▶ THE RECORDS:
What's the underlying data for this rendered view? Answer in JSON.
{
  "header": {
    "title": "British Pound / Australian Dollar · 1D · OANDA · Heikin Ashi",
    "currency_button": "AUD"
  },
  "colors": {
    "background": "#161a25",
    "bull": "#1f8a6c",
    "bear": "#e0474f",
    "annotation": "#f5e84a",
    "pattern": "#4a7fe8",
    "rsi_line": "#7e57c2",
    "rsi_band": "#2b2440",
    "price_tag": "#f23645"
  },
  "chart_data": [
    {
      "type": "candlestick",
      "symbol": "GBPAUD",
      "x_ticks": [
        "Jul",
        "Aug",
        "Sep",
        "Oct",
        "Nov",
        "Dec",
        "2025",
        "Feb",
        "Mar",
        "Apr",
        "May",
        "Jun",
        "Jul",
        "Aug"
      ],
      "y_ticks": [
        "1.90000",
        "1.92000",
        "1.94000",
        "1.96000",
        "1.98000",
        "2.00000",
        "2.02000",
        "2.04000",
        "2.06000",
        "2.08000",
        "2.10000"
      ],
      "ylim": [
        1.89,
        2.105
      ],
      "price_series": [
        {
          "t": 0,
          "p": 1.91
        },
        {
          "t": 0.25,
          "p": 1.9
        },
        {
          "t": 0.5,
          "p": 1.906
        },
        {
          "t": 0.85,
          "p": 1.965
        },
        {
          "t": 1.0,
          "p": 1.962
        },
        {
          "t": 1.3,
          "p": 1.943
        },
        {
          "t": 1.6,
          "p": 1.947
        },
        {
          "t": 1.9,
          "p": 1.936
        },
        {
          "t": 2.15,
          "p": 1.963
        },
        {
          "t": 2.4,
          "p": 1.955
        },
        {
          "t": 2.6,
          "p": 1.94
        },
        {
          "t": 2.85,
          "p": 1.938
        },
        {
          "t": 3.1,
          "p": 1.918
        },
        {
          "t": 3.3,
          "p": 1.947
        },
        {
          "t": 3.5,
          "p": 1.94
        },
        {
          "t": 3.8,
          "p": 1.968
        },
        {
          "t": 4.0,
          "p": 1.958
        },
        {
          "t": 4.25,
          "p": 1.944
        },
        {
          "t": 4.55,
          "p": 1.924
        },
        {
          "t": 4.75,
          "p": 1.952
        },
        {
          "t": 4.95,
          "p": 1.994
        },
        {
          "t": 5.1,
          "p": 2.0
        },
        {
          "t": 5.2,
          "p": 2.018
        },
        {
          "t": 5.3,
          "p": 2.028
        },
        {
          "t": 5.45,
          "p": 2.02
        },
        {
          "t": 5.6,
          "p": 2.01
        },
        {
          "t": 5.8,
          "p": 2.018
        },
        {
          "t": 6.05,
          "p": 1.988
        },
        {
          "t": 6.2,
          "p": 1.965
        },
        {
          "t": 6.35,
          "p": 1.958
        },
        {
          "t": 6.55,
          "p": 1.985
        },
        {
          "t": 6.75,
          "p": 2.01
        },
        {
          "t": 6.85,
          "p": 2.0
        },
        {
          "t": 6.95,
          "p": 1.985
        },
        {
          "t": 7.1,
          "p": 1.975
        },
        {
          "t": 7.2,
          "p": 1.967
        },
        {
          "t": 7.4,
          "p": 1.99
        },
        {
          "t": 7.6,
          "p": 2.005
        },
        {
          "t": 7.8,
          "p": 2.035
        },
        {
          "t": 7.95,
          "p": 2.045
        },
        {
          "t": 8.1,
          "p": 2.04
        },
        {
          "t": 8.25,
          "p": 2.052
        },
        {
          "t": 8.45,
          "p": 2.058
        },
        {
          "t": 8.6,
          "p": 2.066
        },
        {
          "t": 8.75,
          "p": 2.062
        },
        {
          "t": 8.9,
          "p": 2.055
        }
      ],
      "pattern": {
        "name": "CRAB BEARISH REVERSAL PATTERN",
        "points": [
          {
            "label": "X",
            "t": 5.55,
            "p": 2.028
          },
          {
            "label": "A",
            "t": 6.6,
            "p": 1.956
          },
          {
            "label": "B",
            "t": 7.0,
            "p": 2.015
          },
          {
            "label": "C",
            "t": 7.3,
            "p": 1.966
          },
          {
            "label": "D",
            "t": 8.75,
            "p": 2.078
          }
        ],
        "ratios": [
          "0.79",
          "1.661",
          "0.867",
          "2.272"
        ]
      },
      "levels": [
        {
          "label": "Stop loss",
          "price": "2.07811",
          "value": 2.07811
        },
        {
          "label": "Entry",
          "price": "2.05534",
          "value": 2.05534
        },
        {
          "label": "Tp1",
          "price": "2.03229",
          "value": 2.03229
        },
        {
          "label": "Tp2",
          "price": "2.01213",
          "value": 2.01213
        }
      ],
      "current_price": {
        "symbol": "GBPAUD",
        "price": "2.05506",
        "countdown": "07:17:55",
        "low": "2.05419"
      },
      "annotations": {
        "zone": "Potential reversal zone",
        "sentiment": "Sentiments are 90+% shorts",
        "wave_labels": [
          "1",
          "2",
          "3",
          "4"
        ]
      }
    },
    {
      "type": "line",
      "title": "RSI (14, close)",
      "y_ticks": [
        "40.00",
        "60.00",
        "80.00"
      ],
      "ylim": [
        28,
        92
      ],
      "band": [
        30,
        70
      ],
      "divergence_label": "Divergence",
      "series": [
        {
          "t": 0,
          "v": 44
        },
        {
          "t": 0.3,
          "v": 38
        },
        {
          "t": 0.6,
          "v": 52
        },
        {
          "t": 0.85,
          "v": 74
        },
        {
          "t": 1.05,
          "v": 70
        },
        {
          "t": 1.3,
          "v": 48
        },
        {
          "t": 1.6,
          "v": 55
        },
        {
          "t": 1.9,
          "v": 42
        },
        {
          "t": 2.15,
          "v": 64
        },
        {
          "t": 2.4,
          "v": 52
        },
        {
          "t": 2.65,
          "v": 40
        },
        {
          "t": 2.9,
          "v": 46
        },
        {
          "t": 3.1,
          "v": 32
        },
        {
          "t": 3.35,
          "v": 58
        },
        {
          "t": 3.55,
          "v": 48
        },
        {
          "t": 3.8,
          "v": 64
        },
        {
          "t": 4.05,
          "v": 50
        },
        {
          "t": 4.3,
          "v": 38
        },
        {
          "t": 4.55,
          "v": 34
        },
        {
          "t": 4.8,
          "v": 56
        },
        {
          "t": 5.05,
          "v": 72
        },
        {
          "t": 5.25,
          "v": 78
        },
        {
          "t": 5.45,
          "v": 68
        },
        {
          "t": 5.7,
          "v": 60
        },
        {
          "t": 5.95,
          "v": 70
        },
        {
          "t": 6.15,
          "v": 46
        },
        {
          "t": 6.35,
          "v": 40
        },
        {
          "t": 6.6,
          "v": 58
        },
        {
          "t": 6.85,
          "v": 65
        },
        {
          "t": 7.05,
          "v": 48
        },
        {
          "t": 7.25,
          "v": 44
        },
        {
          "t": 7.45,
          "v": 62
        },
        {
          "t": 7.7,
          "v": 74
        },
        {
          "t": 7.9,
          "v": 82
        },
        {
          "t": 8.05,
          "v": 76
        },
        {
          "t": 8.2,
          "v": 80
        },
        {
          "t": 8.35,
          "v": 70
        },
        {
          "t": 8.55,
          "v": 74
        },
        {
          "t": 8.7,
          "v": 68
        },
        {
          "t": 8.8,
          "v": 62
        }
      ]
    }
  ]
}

▶ TASK DIRECTIONS:
All of the entries above must be quoted exactly.

▶ SOLUTION BELOW:
What's the underlying data for this rendered view? Answer in JSON.
{
  "header": {
    "title": "British Pound / Australian Dollar · 1D · OANDA · Heikin Ashi",
    "currency_button": "AUD"
  },
  "colors": {
    "background": "#161a25",
    "bull": "#1f8a6c",
    "bear": "#e0474f",
    "annotation": "#f5e84a",
    "pattern": "#4a7fe8",
    "rsi_line": "#7e57c2",
    "rsi_band": "#2b2440",
    "price_tag": "#f23645"
  },
  "chart_data": [
    {
      "type": "candlestick",
      "symbol": "GBPAUD",
      "x_ticks": [
        "Jul",
        "Aug",
        "Sep",
        "Oct",
        "Nov",
        "Dec",
        "2025",
        "Feb",
        "Mar",
        "Apr",
        "May",
        "Jun",
        "Jul",
        "Aug"
      ],
      "y_ticks": [
        "1.90000",
        "1.92000",
        "1.94000",
        "1.96000",
        "1.98000",
        "2.00000",
        "2.02000",
        "2.04000",
        "2.06000",
        "2.08000",
        "2.10000"
      ],
      "ylim": [
        1.89,
        2.105
      ],
      "price_series": [
        {
          "t": 0,
          "p": 1.91
        },
        {
          "t": 0.25,
          "p": 1.9
        },
        {
          "t": 0.5,
          "p": 1.906
        },
        {
          "t": 0.85,
          "p": 1.965
        },
        {
          "t": 1.0,
          "p": 1.962
        },
        {
          "t": 1.3,
          "p": 1.943
        },
        {
          "t": 1.6,
          "p": 1.947
        },
        {
          "t": 1.9,
          "p": 1.936
        },
        {
          "t": 2.15,
          "p": 1.963
        },
        {
          "t": 2.4,
          "p": 1.955
        },
        {
          "t": 2.6,
          "p": 1.94
        },
        {
          "t": 2.85,
          "p": 1.938
        },
        {
          "t": 3.1,
          "p": 1.918
        },
        {
          "t": 3.3,
          "p": 1.947
        },
        {
          "t": 3.5,
          "p": 1.94
        },
        {
          "t": 3.8,
          "p": 1.968
        },
        {
          "t": 4.0,
          "p": 1.958
        },
        {
          "t": 4.25,
          "p": 1.944
        },
        {
          "t": 4.55,
          "p": 1.924
        },
        {
          "t": 4.75,
          "p": 1.952
        },
        {
          "t": 4.95,
          "p": 1.994
        },
        {
          "t": 5.1,
          "p": 2.0
        },
        {
          "t": 5.2,
          "p": 2.018
        },
        {
          "t": 5.3,
          "p": 2.028
        },
        {
          "t": 5.45,
          "p": 2.02
        },
        {
          "t": 5.6,
          "p": 2.01
        },
        {
          "t": 5.8,
          "p": 2.018
        },
        {
          "t": 6.05,
          "p": 1.988
        },
        {
          "t": 6.2,
          "p": 1.965
        },
        {
          "t": 6.35,
          "p": 1.958
        },
        {
          "t": 6.55,
          "p": 1.985
        },
        {
          "t": 6.75,
          "p": 2.01
        },
        {
          "t": 6.85,
          "p": 2.0
        },
        {
          "t": 6.95,
          "p": 1.985
        },
        {
          "t": 7.1,
          "p": 1.975
        },
        {
          "t": 7.2,
          "p": 1.967
        },
        {
          "t": 7.4,
          "p": 1.99
        },
        {
          "t": 7.6,
          "p": 2.005
        },
        {
          "t": 7.8,
          "p": 2.035
        },
        {
          "t": 7.95,
          "p": 2.045
        },
        {
          "t": 8.1,
          "p": 2.04
        },
        {
          "t": 8.25,
          "p": 2.052
        },
        {
          "t": 8.45,
          "p": 2.058
        },
        {
          "t": 8.6,
          "p": 2.066
        },
        {
          "t": 8.75,
          "p": 2.062
        },
        {
          "t": 8.9,
          "p": 2.055
        }
      ],
      "pattern": {
        "name": "CRAB BEARISH REVERSAL PATTERN",
        "points": [
          {
            "label": "X",
            "t": 5.55,
            "p": 2.028
          },
          {
            "label": "A",
            "t": 6.6,
            "p": 1.956
          },
          {
            "label": "B",
            "t": 7.0,
            "p": 2.015
          },
          {
            "label": "C",
            "t": 7.3,
            "p": 1.966
          },
          {
            "label": "D",
            "t": 8.75,
            "p": 2.078
          }
        ],
        "ratios": [
          "0.79",
          "1.661",
          "0.867",
          "2.272"
        ]
      },
      "levels": [
        {
          "label": "Stop loss",
          "price": "2.07811",
          "value": 2.07811
        },
        {
          "label": "Entry",
          "price": "2.05534",
          "value": 2.05534
        },
        {
          "label": "Tp1",
          "price": "2.03229",
          "value": 2.03229
        },
        {
          "label": "Tp2",
          "price": "2.01213",
          "value": 2.01213
        }
      ],
      "current_price": {
        "symbol": "GBPAUD",
        "price": "2.05506",
        "countdown": "07:17:55",
        "low": "2.05419"
      },
      "annotations": {
        "zone": "Potential reversal zone",
        "sentiment": "Sentiments are 90+% shorts",
        "wave_labels": [
          "1",
          "2",
          "3",
          "4"
        ]
      }
    },
    {
      "type": "line",
      "title": "RSI (14, close)",
      "y_ticks": [
        "40.00",
        "60.00",
        "80.00"
      ],
      "ylim": [
        28,
        92
      ],
      "band": [
        30,
        70
      ],
      "divergence_label": "Divergence",
      "series": [
        {
          "t": 0,
          "v": 44
        },
        {
          "t": 0.3,
          "v": 38
        },
        {
          "t": 0.6,
          "v": 52
        },
        {
          "t": 0.85,
          "v": 74
        },
        {
          "t": 1.05,
          "v": 70
        },
        {
          "t": 1.3,
          "v": 48
        },
        {
          "t": 1.6,
          "v": 55
        },
        {
          "t": 1.9,
          "v": 42
        },
        {
          "t": 2.15,
          "v": 64
        },
        {
          "t": 2.4,
          "v": 52
        },
        {
          "t": 2.65,
          "v": 40
        },
        {
          "t": 2.9,
          "v": 46
        },
        {
          "t": 3.1,
          "v": 32
        },
        {
          "t": 3.35,
          "v": 58
        },
        {
          "t": 3.55,
          "v": 48
        },
        {
          "t": 3.8,
          "v": 64
        },
        {
          "t": 4.05,
          "v": 50
        },
        {
          "t": 4.3,
          "v": 38
        },
        {
          "t": 4.55,
          "v": 34
        },
        {
          "t": 4.8,
          "v": 56
        },
        {
          "t": 5.05,
          "v": 72
        },
        {
          "t": 5.25,
          "v": 78
        },
        {
          "t": 5.45,
          "v": 68
        },
        {
          "t": 5.7,
          "v": 60
        },
        {
          "t": 5.95,
          "v": 70
        },
        {
          "t": 6.15,
          "v": 46
        },
        {
          "t": 6.35,
          "v": 40
        },
        {
          "t": 6.6,
          "v": 58
        },
        {
          "t": 6.85,
          "v": 65
        },
        {
          "t": 7.05,
          "v": 48
        },
        {
          "t": 7.25,
          "v": 44
        },
        {
          "t": 7.45,
          "v": 62
        },
        {
          "t": 7.7,
          "v": 74
        },
        {
          "t": 7.9,
          "v": 82
        },
        {
          "t": 8.05,
          "v": 76
        },
        {
          "t": 8.2,
          "v": 80
        },
        {
          "t": 8.35,
          "v": 70
        },
        {
          "t": 8.55,
          "v": 74
        },
        {
          "t": 8.7,
          "v": 68
        },
        {
          "t": 8.8,
          "v": 62
        }
      ]
    }
  ]
}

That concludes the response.